[Dataset entries on figures]
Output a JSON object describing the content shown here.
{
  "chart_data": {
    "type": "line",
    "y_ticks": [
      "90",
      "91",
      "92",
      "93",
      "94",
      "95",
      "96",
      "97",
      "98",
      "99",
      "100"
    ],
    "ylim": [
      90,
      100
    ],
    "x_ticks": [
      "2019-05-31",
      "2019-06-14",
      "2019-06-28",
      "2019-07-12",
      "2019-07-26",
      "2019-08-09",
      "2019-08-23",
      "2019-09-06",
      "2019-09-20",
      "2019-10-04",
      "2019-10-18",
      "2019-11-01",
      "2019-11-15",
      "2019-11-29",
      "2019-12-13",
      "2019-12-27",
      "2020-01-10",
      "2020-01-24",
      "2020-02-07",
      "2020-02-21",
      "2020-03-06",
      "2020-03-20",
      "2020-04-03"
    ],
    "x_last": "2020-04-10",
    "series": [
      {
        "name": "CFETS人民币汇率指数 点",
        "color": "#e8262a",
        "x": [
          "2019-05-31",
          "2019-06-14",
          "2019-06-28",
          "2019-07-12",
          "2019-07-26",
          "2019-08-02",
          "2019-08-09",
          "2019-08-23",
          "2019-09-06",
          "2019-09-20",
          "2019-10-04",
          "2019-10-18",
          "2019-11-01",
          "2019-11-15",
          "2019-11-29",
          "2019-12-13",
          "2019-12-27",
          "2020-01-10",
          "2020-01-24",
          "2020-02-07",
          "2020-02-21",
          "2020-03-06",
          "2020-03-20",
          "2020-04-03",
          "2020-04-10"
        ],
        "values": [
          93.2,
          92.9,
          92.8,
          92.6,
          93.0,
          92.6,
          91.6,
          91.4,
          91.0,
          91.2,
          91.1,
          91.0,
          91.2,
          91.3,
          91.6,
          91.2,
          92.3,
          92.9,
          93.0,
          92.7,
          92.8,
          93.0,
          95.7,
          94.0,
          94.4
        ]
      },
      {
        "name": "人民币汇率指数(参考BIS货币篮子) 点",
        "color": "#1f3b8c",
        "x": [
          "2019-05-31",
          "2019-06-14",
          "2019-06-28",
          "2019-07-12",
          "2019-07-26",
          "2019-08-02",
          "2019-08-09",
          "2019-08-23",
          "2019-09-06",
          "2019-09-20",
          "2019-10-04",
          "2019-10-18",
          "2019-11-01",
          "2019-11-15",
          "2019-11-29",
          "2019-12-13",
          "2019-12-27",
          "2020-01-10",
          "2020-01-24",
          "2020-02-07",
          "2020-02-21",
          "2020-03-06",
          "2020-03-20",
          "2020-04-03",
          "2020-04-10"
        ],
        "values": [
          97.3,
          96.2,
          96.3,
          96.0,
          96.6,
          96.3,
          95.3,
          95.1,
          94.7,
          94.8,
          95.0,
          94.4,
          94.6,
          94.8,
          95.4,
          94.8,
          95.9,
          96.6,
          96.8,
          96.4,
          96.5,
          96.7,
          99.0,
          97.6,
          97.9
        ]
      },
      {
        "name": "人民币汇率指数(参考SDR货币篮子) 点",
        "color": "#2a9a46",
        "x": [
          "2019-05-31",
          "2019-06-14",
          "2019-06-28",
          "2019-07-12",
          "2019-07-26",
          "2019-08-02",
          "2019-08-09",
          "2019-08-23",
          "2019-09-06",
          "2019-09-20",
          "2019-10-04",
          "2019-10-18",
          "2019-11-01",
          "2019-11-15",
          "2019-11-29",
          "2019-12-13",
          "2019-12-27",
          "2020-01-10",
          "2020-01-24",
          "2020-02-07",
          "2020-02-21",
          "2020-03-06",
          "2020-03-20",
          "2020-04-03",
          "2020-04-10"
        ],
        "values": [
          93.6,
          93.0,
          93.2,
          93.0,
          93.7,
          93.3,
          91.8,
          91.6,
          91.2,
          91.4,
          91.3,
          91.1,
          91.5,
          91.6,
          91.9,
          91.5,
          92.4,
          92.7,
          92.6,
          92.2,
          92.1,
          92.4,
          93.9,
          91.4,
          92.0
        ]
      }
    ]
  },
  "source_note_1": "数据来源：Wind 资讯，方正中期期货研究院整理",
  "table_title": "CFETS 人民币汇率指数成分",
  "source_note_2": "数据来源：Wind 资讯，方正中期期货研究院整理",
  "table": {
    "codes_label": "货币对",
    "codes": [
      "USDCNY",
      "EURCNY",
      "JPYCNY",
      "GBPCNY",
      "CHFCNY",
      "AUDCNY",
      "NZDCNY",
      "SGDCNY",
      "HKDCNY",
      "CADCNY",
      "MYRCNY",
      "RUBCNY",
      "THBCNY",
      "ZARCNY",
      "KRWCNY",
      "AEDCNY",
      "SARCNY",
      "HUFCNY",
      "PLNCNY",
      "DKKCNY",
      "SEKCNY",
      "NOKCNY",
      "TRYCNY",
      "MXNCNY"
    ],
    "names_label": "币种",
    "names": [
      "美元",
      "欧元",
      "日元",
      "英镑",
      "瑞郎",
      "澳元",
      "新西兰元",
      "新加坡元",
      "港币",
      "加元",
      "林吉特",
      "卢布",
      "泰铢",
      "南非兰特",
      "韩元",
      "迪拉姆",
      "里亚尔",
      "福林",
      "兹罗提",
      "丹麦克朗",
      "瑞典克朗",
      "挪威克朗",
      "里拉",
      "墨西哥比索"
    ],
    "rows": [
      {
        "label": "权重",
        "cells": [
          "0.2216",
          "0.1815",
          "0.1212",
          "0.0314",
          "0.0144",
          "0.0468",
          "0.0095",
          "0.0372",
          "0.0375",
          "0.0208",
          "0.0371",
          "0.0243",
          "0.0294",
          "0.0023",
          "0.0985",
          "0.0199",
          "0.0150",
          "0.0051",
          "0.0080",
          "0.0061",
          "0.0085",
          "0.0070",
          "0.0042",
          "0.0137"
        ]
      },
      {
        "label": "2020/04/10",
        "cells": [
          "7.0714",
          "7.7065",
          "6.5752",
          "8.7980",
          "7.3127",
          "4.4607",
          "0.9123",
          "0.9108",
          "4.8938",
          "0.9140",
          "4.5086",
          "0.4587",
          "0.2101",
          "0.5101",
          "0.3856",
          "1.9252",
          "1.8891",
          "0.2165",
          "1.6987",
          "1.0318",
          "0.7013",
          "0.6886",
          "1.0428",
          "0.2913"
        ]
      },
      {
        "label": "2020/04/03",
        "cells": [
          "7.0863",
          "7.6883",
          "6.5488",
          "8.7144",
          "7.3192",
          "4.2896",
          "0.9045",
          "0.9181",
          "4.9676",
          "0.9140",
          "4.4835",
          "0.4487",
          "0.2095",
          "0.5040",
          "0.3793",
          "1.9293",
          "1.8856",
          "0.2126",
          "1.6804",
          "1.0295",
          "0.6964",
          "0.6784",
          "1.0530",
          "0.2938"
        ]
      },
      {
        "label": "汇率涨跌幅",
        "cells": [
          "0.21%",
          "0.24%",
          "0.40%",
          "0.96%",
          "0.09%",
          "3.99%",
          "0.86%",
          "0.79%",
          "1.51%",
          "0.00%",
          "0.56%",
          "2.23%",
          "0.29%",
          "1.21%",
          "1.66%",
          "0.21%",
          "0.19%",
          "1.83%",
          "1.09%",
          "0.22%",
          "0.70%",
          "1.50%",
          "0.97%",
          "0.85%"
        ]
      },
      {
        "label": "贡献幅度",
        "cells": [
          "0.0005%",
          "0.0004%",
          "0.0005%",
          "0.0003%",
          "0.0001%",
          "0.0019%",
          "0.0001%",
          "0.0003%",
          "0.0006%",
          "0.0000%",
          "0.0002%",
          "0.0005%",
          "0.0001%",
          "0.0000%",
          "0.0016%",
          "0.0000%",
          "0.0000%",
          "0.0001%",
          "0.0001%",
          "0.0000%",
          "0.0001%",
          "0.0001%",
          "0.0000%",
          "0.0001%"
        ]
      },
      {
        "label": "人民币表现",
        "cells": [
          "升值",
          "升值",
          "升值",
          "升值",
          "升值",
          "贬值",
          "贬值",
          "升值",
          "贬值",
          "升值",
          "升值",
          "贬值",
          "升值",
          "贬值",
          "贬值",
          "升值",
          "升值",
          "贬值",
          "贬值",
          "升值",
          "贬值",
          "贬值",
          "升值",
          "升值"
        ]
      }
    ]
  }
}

* OBJECTIVE *
Search the preceding listing for "color" and extract every line where it is found.

* IN RESPONSE *
        "color": "#e8262a",
        "color": "#1f3b8c",
        "color": "#2a9a46",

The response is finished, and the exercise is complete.